■ Excerpt from a dataset:

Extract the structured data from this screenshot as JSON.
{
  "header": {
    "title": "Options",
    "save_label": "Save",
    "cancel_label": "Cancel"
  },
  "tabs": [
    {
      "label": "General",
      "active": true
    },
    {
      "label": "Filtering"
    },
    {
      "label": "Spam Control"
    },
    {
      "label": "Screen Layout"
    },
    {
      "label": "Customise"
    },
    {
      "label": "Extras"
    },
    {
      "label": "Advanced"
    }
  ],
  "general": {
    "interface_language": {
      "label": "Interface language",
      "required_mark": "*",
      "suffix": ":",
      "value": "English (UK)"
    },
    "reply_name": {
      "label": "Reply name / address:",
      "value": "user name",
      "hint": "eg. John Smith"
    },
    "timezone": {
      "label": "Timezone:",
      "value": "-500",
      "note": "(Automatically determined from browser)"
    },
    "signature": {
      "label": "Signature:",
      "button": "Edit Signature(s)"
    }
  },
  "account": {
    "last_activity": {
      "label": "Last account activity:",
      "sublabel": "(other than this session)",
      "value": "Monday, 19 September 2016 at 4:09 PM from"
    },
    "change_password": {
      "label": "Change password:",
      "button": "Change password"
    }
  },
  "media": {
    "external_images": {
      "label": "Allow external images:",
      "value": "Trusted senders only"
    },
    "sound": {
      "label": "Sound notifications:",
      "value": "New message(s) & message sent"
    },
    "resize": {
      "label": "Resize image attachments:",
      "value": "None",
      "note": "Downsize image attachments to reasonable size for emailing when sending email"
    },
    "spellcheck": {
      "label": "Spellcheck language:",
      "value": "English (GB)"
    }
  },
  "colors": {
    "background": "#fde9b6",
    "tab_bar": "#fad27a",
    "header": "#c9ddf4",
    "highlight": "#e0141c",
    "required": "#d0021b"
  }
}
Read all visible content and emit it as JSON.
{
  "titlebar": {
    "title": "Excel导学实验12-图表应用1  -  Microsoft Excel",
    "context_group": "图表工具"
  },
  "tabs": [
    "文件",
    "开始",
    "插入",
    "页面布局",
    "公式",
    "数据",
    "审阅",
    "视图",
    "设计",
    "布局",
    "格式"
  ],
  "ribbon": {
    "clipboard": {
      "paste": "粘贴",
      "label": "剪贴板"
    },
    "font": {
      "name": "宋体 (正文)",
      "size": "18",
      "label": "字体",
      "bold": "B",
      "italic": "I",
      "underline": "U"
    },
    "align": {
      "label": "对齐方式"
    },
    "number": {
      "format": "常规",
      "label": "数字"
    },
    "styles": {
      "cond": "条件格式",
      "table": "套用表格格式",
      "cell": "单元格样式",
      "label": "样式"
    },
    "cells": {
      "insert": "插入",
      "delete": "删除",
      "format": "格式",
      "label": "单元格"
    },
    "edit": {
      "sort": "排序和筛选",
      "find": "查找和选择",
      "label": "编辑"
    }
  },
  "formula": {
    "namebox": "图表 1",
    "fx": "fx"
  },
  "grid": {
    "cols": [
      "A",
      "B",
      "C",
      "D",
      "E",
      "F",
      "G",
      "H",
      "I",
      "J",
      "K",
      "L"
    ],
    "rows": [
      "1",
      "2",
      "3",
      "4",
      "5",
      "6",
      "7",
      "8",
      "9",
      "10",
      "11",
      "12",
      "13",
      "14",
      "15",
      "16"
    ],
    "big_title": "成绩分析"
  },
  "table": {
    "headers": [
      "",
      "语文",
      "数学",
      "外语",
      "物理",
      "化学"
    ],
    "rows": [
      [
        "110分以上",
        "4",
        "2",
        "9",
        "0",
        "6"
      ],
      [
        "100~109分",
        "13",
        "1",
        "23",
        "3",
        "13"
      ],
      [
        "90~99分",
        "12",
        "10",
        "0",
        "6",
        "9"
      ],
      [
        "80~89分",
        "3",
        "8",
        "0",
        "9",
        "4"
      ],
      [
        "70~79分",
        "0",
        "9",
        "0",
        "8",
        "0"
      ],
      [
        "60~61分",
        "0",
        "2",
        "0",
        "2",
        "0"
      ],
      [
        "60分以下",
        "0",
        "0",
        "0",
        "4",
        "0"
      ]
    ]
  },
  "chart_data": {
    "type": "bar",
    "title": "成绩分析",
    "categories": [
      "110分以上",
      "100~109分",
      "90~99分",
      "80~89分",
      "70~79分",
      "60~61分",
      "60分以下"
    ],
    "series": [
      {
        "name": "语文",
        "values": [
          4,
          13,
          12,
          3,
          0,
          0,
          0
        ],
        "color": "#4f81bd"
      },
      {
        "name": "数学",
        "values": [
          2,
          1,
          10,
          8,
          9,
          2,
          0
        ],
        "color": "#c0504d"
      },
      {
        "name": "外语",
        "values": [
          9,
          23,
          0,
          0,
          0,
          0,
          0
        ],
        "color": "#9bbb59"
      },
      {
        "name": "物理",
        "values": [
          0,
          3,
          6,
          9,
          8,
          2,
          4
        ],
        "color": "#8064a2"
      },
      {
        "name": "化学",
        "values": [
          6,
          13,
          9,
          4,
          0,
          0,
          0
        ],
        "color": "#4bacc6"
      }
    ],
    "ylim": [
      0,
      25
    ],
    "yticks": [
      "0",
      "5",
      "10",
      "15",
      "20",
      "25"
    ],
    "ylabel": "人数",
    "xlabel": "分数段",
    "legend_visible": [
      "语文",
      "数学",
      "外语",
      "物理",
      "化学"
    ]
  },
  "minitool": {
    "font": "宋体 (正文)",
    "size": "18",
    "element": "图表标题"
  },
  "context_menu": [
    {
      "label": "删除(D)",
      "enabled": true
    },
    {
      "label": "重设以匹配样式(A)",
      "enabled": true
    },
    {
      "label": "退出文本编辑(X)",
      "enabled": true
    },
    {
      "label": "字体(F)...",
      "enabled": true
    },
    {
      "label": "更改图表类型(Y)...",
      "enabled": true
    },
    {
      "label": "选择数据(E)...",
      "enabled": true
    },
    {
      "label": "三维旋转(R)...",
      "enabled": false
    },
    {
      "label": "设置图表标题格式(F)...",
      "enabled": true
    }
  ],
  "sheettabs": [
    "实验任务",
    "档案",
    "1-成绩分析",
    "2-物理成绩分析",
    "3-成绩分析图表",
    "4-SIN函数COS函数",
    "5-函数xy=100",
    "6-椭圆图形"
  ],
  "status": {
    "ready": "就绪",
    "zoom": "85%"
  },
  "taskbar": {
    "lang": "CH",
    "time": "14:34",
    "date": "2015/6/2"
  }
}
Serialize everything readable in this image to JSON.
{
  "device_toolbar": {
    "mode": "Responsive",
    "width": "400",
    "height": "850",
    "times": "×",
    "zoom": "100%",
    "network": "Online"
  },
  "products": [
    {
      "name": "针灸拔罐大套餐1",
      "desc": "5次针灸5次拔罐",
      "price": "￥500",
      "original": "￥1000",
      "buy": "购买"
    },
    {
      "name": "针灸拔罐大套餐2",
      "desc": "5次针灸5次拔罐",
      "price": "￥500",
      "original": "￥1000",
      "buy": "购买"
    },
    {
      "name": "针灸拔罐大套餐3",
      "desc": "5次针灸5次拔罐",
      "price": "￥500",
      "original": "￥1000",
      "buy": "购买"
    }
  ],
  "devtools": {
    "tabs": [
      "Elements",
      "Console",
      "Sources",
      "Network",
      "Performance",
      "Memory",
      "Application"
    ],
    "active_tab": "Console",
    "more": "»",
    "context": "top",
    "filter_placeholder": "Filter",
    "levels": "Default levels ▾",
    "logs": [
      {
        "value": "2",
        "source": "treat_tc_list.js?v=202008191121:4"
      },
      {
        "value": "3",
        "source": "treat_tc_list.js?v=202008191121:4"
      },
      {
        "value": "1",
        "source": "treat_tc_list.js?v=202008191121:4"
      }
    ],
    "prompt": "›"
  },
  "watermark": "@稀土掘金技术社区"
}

■ THE TASK: Repeat exactly, and only, the lines from the one containing "Serialize everything readable" through the end of the material.

■ SOLUTION TO THIS PROBLEM:
Serialize everything readable in this image to JSON.
{
  "device_toolbar": {
    "mode": "Responsive",
    "width": "400",
    "height": "850",
    "times": "×",
    "zoom": "100%",
    "network": "Online"
  },
  "products": [
    {
      "name": "针灸拔罐大套餐1",
      "desc": "5次针灸5次拔罐",
      "price": "￥500",
      "original": "￥1000",
      "buy": "购买"
    },
    {
      "name": "针灸拔罐大套餐2",
      "desc": "5次针灸5次拔罐",
      "price": "￥500",
      "original": "￥1000",
      "buy": "购买"
    },
    {
      "name": "针灸拔罐大套餐3",
      "desc": "5次针灸5次拔罐",
      "price": "￥500",
      "original": "￥1000",
      "buy": "购买"
    }
  ],
  "devtools": {
    "tabs": [
      "Elements",
      "Console",
      "Sources",
      "Network",
      "Performance",
      "Memory",
      "Application"
    ],
    "active_tab": "Console",
    "more": "»",
    "context": "top",
    "filter_placeholder": "Filter",
    "levels": "Default levels ▾",
    "logs": [
      {
        "value": "2",
        "source": "treat_tc_list.js?v=202008191121:4"
      },
      {
        "value": "3",
        "source": "treat_tc_list.js?v=202008191121:4"
      },
      {
        "value": "1",
        "source": "treat_tc_list.js?v=202008191121:4"
      }
    ],
    "prompt": "›"
  },
  "watermark": "@稀土掘金技术社区"
}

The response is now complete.